--- begin ---

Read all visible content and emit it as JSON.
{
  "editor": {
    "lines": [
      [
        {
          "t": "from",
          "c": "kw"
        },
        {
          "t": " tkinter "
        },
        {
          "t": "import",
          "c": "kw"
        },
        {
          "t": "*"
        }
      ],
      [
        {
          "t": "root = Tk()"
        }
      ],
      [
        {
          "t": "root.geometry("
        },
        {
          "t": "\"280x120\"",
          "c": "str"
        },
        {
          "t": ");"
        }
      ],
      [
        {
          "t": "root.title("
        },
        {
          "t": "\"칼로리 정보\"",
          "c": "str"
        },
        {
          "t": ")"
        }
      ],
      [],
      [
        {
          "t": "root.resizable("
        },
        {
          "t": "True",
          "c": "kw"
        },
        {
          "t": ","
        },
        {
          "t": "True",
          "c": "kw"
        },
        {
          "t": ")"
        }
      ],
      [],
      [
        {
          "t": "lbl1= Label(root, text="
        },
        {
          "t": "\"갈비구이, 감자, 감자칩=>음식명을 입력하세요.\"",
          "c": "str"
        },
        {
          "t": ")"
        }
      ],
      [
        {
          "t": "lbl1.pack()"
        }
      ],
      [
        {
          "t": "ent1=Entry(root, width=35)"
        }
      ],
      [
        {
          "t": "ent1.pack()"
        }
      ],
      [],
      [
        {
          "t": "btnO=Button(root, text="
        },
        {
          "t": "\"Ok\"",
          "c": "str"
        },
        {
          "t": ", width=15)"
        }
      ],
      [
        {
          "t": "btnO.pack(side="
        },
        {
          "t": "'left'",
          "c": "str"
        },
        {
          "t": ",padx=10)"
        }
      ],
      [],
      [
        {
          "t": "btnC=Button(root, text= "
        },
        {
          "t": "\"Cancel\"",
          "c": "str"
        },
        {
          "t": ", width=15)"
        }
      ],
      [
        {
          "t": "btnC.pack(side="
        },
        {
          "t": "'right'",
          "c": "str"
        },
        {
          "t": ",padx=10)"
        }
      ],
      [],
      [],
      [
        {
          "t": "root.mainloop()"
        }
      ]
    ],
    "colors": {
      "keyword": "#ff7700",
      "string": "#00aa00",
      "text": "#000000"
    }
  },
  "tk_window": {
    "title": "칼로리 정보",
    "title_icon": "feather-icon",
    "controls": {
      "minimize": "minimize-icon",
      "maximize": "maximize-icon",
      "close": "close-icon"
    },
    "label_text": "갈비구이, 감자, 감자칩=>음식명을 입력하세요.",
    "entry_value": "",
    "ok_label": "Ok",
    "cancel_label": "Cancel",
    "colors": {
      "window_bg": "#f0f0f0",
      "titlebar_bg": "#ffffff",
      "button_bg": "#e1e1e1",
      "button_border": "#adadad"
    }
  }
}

--- end ---

Write the whole listing out again. Keep every line exactly as it is.

Response to this task:
Read all visible content and emit it as JSON.
{
  "editor": {
    "lines": [
      [
        {
          "t": "from",
          "c": "kw"
        },
        {
          "t": " tkinter "
        },
        {
          "t": "import",
          "c": "kw"
        },
        {
          "t": "*"
        }
      ],
      [
        {
          "t": "root = Tk()"
        }
      ],
      [
        {
          "t": "root.geometry("
        },
        {
          "t": "\"280x120\"",
          "c": "str"
        },
        {
          "t": ");"
        }
      ],
      [
        {
          "t": "root.title("
        },
        {
          "t": "\"칼로리 정보\"",
          "c": "str"
        },
        {
          "t": ")"
        }
      ],
      [],
      [
        {
          "t": "root.resizable("
        },
        {
          "t": "True",
          "c": "kw"
        },
        {
          "t": ","
        },
        {
          "t": "True",
          "c": "kw"
        },
        {
          "t": ")"
        }
      ],
      [],
      [
        {
          "t": "lbl1= Label(root, text="
        },
        {
          "t": "\"갈비구이, 감자, 감자칩=>음식명을 입력하세요.\"",
          "c": "str"
        },
        {
          "t": ")"
        }
      ],
      [
        {
          "t": "lbl1.pack()"
        }
      ],
      [
        {
          "t": "ent1=Entry(root, width=35)"
        }
      ],
      [
        {
          "t": "ent1.pack()"
        }
      ],
      [],
      [
        {
          "t": "btnO=Button(root, text="
        },
        {
          "t": "\"Ok\"",
          "c": "str"
        },
        {
          "t": ", width=15)"
        }
      ],
      [
        {
          "t": "btnO.pack(side="
        },
        {
          "t": "'left'",
          "c": "str"
        },
        {
          "t": ",padx=10)"
        }
      ],
      [],
      [
        {
          "t": "btnC=Button(root, text= "
        },
        {
          "t": "\"Cancel\"",
          "c": "str"
        },
        {
          "t": ", width=15)"
        }
      ],
      [
        {
          "t": "btnC.pack(side="
        },
        {
          "t": "'right'",
          "c": "str"
        },
        {
          "t": ",padx=10)"
        }
      ],
      [],
      [],
      [
        {
          "t": "root.mainloop()"
        }
      ]
    ],
    "colors": {
      "keyword": "#ff7700",
      "string": "#00aa00",
      "text": "#000000"
    }
  },
  "tk_window": {
    "title": "칼로리 정보",
    "title_icon": "feather-icon",
    "controls": {
      "minimize": "minimize-icon",
      "maximize": "maximize-icon",
      "close": "close-icon"
    },
    "label_text": "갈비구이, 감자, 감자칩=>음식명을 입력하세요.",
    "entry_value": "",
    "ok_label": "Ok",
    "cancel_label": "Cancel",
    "colors": {
      "window_bg": "#f0f0f0",
      "titlebar_bg": "#ffffff",
      "button_bg": "#e1e1e1",
      "button_border": "#adadad"
    }
  }
}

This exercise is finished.